Collected data entries:

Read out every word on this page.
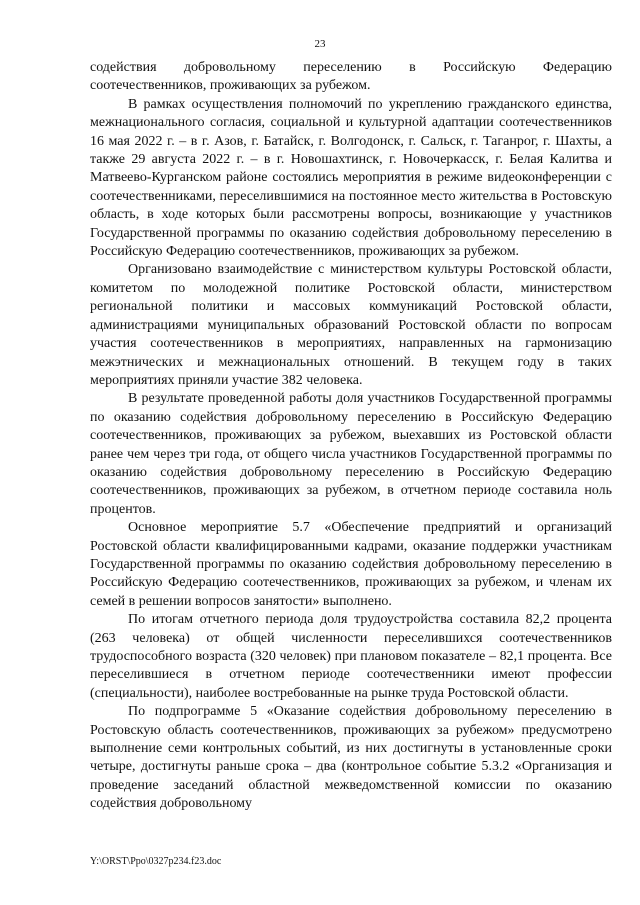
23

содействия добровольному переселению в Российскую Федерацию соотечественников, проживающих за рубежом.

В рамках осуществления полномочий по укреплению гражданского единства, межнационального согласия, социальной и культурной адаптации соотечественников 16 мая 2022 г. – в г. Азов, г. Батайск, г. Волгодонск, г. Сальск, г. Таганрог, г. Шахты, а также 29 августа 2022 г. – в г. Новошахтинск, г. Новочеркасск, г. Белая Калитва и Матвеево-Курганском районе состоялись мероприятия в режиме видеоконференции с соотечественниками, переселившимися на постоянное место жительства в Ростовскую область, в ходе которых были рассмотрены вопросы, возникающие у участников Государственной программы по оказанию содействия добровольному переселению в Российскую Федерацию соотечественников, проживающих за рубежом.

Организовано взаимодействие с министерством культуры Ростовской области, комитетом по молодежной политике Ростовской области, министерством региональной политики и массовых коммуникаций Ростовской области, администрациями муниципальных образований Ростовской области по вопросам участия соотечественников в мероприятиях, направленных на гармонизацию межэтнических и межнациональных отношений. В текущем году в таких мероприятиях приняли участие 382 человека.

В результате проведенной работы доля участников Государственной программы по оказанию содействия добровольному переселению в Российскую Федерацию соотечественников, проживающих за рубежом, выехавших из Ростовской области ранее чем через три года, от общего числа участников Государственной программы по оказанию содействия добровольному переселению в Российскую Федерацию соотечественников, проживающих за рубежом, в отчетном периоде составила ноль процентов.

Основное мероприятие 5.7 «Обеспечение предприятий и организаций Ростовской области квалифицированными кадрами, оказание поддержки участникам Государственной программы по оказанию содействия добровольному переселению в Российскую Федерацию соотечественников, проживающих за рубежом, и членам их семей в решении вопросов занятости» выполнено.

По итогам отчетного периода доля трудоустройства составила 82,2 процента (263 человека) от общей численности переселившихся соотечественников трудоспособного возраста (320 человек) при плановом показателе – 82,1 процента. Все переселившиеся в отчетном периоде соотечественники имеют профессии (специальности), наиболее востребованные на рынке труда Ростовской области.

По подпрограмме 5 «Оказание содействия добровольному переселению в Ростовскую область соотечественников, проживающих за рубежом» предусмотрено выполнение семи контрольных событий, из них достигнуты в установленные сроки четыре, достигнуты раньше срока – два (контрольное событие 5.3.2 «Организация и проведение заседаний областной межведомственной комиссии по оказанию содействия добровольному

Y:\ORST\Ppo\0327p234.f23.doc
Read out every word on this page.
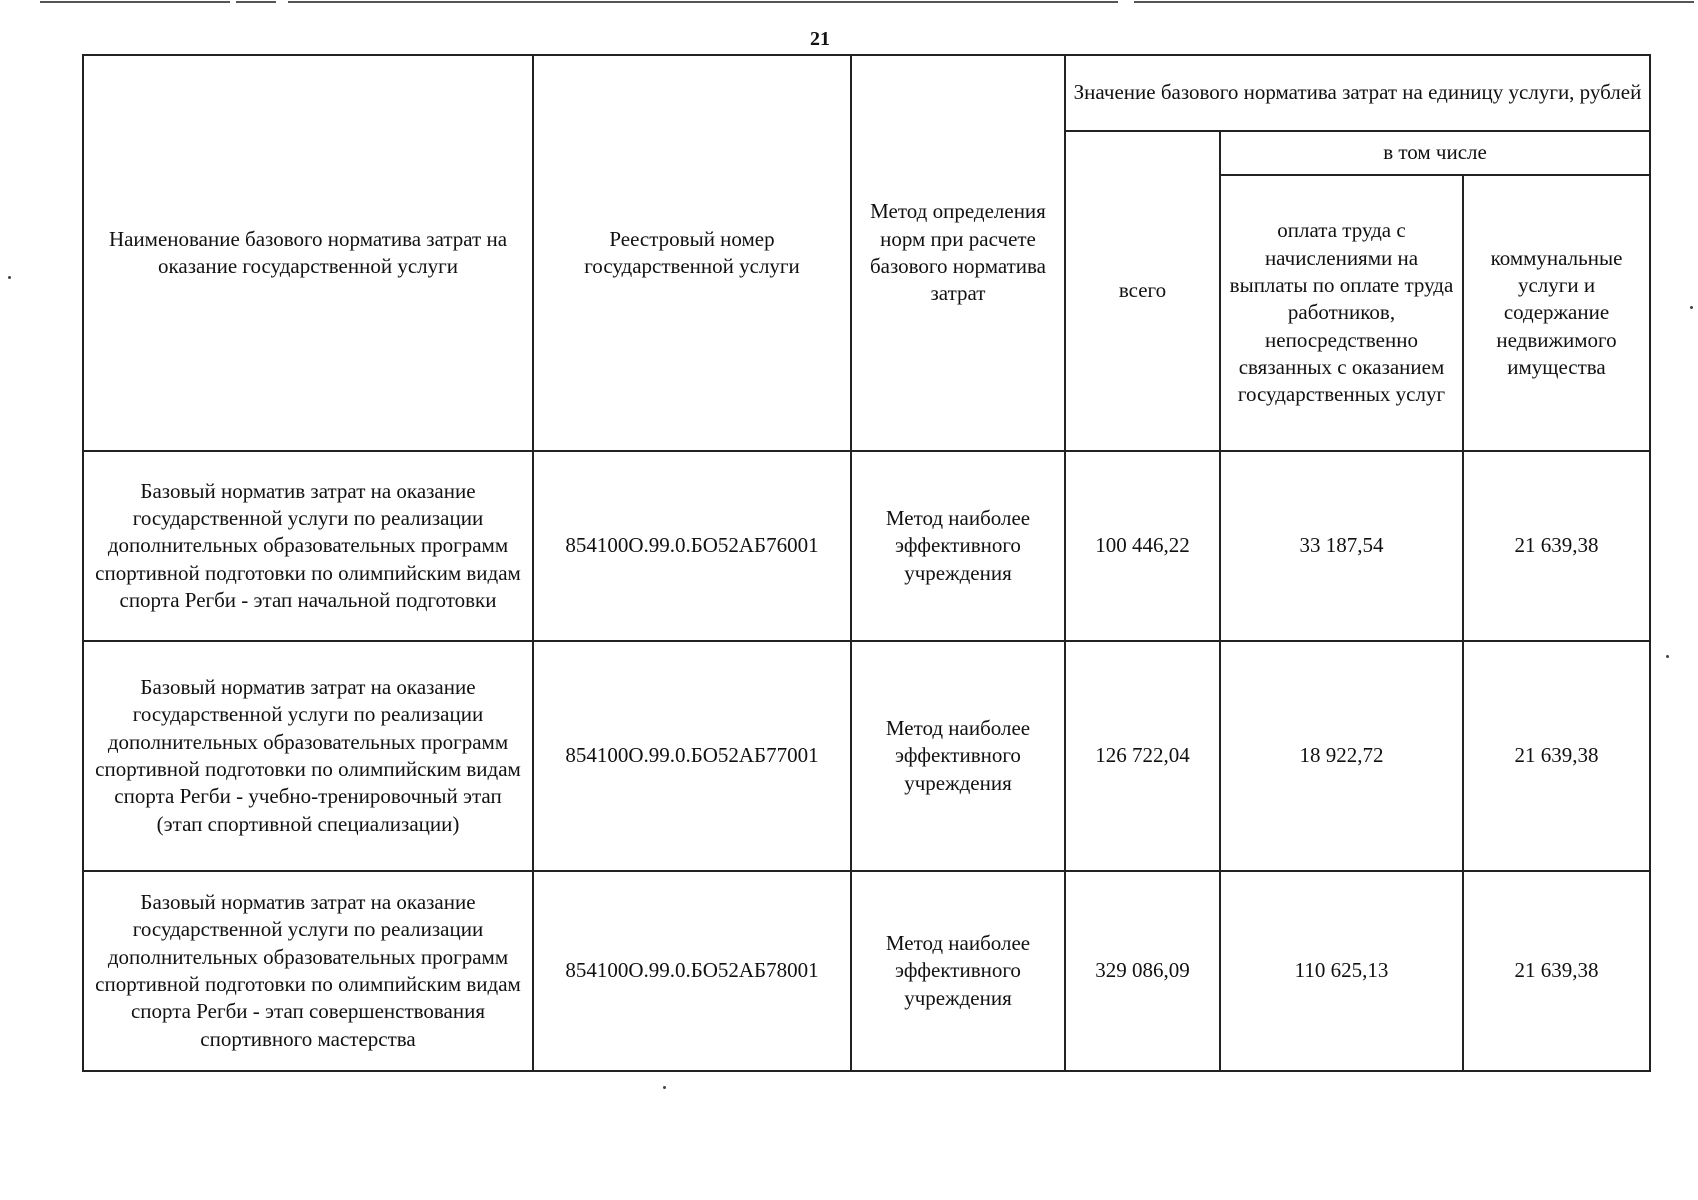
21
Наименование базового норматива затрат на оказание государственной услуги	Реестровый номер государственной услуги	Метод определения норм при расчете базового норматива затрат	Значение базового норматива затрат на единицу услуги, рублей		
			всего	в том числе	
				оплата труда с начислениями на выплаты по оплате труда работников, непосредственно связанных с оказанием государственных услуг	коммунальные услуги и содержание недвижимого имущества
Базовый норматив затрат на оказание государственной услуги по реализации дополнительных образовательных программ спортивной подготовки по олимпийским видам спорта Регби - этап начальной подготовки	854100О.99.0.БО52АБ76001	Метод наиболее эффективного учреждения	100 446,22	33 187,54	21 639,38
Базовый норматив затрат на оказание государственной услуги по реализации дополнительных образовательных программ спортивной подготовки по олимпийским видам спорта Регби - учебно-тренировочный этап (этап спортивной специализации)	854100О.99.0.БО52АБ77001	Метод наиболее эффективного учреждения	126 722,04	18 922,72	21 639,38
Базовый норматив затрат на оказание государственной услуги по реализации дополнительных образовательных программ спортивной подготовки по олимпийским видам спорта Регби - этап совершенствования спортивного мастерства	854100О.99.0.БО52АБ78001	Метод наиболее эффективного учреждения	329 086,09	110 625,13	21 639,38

...

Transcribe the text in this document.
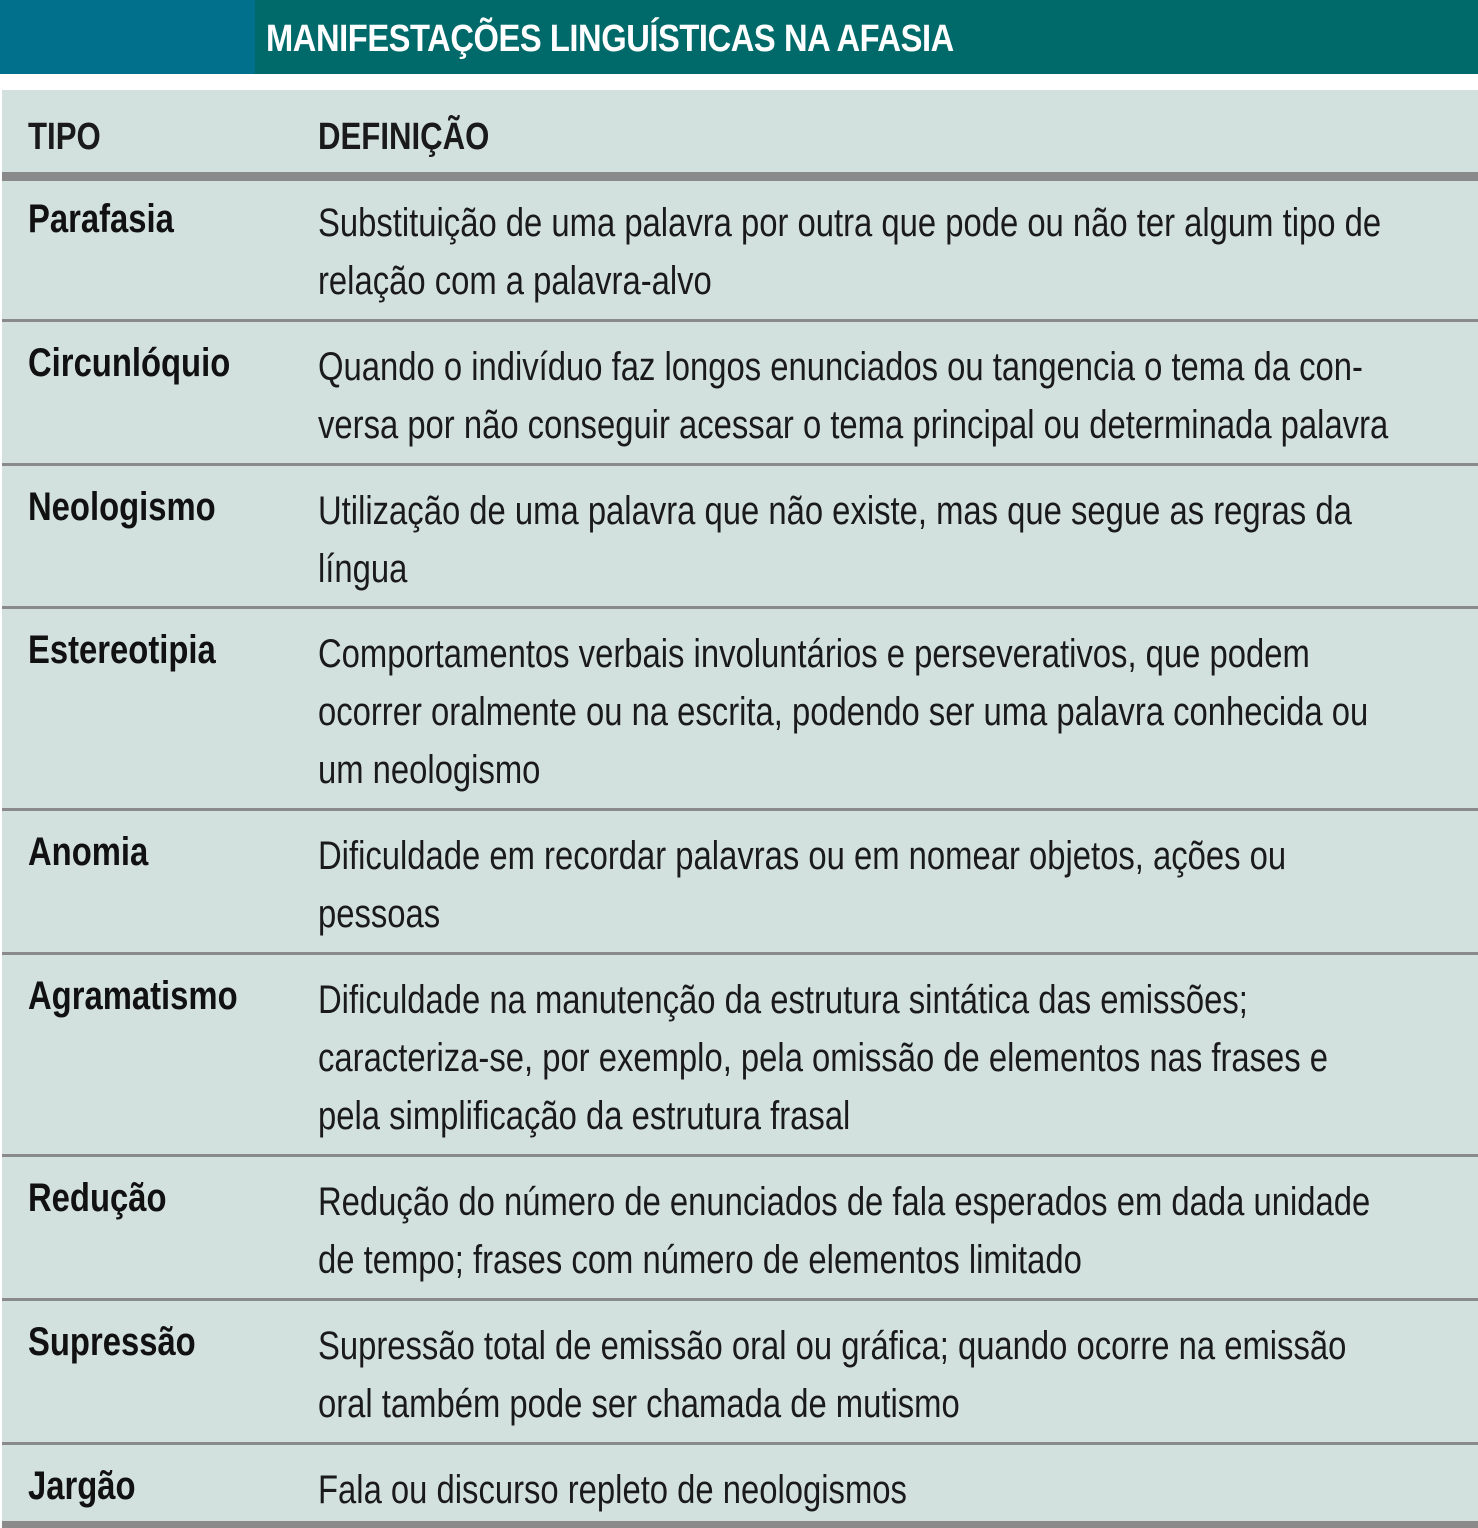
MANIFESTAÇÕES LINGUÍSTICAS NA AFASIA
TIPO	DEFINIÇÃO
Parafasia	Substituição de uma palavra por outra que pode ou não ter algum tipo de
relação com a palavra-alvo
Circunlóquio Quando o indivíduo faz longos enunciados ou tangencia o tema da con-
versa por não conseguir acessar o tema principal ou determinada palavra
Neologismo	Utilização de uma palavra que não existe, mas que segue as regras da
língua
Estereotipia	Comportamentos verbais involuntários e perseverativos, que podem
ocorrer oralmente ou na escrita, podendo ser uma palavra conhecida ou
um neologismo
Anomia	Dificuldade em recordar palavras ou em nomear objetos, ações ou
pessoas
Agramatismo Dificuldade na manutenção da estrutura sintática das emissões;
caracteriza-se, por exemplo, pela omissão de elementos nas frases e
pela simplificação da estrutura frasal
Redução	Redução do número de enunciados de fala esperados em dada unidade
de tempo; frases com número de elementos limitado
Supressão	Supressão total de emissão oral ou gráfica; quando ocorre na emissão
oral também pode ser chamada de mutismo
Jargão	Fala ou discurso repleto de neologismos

◆ Problem requirements: Go through the records and copy each line with "переселению" in it.

◆ Exercise response:
содействия добровольному переселению в Российскую Федерацию соотечественников, проживающих за рубежом.
В рамках осуществления полномочий по укреплению гражданского единства, межнационального согласия, социальной и культурной адаптации соотечественников 16 мая 2022 г. – в г. Азов, г. Батайск, г. Волгодонск, г. Сальск, г. Таганрог, г. Шахты, а также 29 августа 2022 г. – в г. Новошахтинск, г. Новочеркасск, г. Белая Калитва и Матвеево-Курганском районе состоялись мероприятия в режиме видеоконференции с соотечественниками, переселившимися на постоянное место жительства в Ростовскую область, в ходе которых были рассмотрены вопросы, возникающие у участников Государственной программы по оказанию содействия добровольному переселению в Российскую Федерацию соотечественников, проживающих за рубежом.
В результате проведенной работы доля участников Государственной программы по оказанию содействия добровольному переселению в Российскую Федерацию соотечественников, проживающих за рубежом, выехавших из Ростовской области ранее чем через три года, от общего числа участников Государственной программы по оказанию содействия добровольному переселению в Российскую Федерацию соотечественников, проживающих за рубежом, в отчетном периоде составила ноль процентов.
Основное мероприятие 5.7 «Обеспечение предприятий и организаций Ростовской области квалифицированными кадрами, оказание поддержки участникам Государственной программы по оказанию содействия добровольному переселению в Российскую Федерацию соотечественников, проживающих за рубежом, и членам их семей в решении вопросов занятости» выполнено.
По подпрограмме 5 «Оказание содействия добровольному переселению в Ростовскую область соотечественников, проживающих за рубежом» предусмотрено выполнение семи контрольных событий, из них достигнуты в установленные сроки четыре, достигнуты раньше срока – два (контрольное событие 5.3.2 «Организация и проведение заседаний областной межведомственной комиссии по оказанию содействия добровольному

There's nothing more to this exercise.